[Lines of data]
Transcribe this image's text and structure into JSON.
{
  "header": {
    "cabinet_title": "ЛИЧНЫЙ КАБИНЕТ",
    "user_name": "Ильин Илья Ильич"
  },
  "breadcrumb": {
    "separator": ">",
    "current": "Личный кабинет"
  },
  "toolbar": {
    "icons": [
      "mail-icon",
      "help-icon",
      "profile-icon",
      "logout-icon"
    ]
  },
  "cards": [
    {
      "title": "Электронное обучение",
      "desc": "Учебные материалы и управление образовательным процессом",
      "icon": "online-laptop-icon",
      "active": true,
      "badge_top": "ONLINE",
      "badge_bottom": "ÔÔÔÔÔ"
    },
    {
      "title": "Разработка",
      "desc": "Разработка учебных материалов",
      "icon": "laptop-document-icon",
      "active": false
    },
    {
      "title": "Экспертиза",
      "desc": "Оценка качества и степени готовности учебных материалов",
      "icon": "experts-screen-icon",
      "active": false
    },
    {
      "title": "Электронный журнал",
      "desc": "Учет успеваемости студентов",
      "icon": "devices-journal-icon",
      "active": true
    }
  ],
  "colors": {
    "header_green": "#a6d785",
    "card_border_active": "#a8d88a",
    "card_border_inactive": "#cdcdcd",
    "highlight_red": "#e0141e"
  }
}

--

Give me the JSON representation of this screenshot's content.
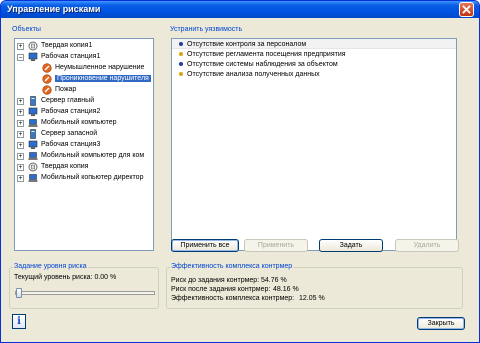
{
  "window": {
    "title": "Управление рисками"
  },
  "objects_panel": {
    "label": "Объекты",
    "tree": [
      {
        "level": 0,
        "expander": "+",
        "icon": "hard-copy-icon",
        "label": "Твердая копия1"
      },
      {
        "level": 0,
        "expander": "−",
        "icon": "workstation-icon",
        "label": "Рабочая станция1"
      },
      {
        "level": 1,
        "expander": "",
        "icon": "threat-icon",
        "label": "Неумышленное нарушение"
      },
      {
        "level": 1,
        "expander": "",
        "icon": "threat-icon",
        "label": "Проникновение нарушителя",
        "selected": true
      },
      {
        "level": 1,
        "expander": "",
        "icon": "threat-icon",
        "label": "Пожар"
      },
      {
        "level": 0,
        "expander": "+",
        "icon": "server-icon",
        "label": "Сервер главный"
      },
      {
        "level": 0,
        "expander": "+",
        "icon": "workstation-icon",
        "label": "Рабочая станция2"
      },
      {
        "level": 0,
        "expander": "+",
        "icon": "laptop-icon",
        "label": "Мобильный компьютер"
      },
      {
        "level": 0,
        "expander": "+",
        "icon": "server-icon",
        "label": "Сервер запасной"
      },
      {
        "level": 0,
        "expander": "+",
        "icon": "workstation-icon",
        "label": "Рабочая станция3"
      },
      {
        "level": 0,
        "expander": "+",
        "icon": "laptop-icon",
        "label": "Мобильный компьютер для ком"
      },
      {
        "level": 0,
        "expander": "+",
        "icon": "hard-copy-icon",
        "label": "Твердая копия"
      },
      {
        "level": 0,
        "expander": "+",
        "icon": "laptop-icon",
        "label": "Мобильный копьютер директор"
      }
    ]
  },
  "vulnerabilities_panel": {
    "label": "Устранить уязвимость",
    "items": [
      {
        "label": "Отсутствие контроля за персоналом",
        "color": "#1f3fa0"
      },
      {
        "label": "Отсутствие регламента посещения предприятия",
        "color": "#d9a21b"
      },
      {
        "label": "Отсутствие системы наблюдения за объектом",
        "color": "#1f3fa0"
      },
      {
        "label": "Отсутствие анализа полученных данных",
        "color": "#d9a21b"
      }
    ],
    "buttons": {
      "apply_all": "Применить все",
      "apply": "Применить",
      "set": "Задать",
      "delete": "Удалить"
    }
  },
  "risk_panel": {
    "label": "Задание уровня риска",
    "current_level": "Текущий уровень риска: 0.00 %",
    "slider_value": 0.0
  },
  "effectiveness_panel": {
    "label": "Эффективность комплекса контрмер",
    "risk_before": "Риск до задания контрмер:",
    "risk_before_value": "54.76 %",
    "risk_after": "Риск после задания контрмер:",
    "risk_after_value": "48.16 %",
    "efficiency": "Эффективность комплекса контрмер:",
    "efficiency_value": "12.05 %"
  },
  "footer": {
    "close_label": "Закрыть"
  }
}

* **Task details**: Copy whichever lines in the listing above contain the word "JSON".

* **Result of the task**:
Transcribe this image's text and structure into JSON.
Give me the JSON representation of this screenshot's content.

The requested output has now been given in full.